**Work request 1:**
Answer these questions from the text on gold mining:
(a) What are the two principal methods of mining gold?
(b) In what kinds of mills is vein ore first crushed?
(c) Who pioneered the cyanidation technique?
**Work request 2:**
In the text on gold mining, rewrite the paragraph beginning "The gold dust then goes into the cyanidation mill" as a short list that keeps its main facts.

**Selected text:**
Two principal mining methods, placer and vein mining, can obtain gold. It is often a by-product of the mining of other metals. 
In placer mining, freely occurring gold is found in deposits of sand and gravel from which it can be easily separated by simple physical methods. The sand and gravel are suspended in moving water; the much heavier metal sinks to the bottom and is separated by hand. 
Vein, or lode mining, is the most important of all gold recovery methods.
The gold in the veins can be in many different forms like nuggets or sheets, or in gold compounds. 
In recovering gold from vein ore, the ore is first crushed in rod or ball mills. In this process the ore is crushed to a powdery substance from which the gold can be extracted by gravity separation. 
The gold dust then goes into the cyanidation mill, where it is dissolved out into a solution (the technique was pioneered by MacArthur and Forrest). The gold is recovered from this solution either by the more traditional method of adding zinc dust, which has the effect of taking gold's place, allowing it to be precipitated out, or, increasingly, by the modern technique of carbon-in-pulp.

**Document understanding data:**
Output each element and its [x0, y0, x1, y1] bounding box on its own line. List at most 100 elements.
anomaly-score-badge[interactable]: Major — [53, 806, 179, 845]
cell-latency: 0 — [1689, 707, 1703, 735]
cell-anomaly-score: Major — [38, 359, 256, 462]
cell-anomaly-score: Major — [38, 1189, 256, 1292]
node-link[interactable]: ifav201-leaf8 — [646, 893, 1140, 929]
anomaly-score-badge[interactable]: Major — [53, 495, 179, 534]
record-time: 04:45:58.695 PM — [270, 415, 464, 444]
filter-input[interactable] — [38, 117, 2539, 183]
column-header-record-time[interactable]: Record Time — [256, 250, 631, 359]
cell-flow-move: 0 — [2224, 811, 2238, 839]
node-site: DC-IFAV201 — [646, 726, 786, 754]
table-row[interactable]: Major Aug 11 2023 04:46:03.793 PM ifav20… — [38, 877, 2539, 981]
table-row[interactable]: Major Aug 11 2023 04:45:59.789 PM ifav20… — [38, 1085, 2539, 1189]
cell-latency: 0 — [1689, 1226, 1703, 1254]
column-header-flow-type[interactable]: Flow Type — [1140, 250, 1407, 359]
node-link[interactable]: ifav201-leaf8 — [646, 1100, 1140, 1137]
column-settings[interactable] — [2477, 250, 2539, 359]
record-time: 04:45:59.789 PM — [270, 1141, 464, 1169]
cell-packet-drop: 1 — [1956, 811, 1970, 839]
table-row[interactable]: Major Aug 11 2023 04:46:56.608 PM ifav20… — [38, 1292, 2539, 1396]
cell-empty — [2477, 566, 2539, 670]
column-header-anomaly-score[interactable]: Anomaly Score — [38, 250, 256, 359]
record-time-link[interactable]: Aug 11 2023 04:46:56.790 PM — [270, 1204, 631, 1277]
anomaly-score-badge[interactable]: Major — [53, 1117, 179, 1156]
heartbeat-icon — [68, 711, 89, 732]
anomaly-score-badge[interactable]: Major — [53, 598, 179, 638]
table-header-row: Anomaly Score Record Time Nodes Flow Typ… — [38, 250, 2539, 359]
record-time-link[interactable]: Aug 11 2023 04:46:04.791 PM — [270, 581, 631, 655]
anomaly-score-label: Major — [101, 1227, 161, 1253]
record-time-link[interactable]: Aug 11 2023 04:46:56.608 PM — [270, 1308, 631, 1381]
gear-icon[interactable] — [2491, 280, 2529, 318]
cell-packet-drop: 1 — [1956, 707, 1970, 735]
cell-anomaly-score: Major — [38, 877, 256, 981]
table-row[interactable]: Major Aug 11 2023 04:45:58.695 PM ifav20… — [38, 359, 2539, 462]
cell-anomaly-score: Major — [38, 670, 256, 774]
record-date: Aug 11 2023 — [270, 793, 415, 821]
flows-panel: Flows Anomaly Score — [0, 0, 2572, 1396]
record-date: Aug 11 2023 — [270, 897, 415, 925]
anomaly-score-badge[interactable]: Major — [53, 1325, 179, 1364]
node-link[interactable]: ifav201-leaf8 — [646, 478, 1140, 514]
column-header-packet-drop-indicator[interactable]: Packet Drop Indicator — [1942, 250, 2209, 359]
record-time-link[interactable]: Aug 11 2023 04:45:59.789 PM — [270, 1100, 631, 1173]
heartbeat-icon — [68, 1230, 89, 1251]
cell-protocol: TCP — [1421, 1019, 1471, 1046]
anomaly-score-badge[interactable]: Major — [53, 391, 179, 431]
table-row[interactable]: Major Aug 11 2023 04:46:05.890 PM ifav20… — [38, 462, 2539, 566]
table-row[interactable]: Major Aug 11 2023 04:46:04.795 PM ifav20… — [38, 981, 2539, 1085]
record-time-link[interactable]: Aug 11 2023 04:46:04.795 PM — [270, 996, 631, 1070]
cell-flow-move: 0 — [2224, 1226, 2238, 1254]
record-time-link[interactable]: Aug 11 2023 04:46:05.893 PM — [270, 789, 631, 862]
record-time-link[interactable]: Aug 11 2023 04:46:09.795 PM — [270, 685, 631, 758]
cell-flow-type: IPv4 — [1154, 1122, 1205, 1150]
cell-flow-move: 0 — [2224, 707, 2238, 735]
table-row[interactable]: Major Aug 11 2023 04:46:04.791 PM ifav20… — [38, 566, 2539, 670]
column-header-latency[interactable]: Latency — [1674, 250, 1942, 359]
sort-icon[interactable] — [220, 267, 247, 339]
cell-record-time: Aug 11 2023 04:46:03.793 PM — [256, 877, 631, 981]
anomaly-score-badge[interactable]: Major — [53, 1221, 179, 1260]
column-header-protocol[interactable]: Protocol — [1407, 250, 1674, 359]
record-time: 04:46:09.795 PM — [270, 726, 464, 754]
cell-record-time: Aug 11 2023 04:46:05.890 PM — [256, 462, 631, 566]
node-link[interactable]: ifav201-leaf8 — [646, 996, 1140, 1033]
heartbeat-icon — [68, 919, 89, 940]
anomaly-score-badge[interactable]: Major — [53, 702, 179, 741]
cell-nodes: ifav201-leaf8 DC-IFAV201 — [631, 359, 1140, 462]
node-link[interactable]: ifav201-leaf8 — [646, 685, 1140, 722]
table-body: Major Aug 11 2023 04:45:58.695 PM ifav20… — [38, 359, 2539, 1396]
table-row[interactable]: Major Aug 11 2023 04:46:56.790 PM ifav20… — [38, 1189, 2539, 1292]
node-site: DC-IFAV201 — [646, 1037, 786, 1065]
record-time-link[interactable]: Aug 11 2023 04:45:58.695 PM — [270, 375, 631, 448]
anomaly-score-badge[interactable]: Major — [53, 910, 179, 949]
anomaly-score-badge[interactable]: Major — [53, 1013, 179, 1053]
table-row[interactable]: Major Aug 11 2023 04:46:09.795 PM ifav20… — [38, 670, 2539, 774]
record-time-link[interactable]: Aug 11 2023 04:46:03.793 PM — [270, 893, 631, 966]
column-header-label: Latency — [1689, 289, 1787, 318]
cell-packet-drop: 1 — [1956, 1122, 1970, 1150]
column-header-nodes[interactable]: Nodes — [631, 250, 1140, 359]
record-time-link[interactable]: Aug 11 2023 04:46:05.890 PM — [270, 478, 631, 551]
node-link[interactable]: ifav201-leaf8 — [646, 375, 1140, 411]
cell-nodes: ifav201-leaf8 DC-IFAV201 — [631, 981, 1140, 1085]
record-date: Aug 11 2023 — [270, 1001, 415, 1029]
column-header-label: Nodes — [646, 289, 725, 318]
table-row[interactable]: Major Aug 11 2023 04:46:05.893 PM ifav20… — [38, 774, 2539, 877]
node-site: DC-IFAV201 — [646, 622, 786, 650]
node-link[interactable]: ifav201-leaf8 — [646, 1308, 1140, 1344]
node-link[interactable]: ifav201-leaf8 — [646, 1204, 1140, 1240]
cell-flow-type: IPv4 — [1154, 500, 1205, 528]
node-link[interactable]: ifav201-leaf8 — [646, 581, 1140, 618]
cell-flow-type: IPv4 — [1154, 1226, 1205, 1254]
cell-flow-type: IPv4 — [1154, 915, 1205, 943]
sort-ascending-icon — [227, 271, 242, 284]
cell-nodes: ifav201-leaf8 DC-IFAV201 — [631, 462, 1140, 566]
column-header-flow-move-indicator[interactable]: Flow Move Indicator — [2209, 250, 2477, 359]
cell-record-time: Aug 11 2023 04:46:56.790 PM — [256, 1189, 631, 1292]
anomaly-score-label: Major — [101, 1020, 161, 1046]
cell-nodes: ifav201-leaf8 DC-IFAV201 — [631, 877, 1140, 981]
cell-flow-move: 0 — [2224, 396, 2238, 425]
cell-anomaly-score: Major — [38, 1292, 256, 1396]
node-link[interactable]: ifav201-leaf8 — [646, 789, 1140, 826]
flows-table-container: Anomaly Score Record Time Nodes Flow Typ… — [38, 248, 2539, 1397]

**Response box 1:**
(a) Placer mining and vein mining.
(b) Rod or ball mills.
(c) MacArthur and Forrest.

**Response box 2:**
- The gold dust is dissolved into a solution in the cyanidation mill, a technique pioneered by MacArthur and Forrest.
- Gold is recovered from the solution in one of two ways:
  - The traditional method adds zinc dust, which takes gold's place so the gold precipitates out.
  - The modern carbon-in-pulp technique is used increasingly.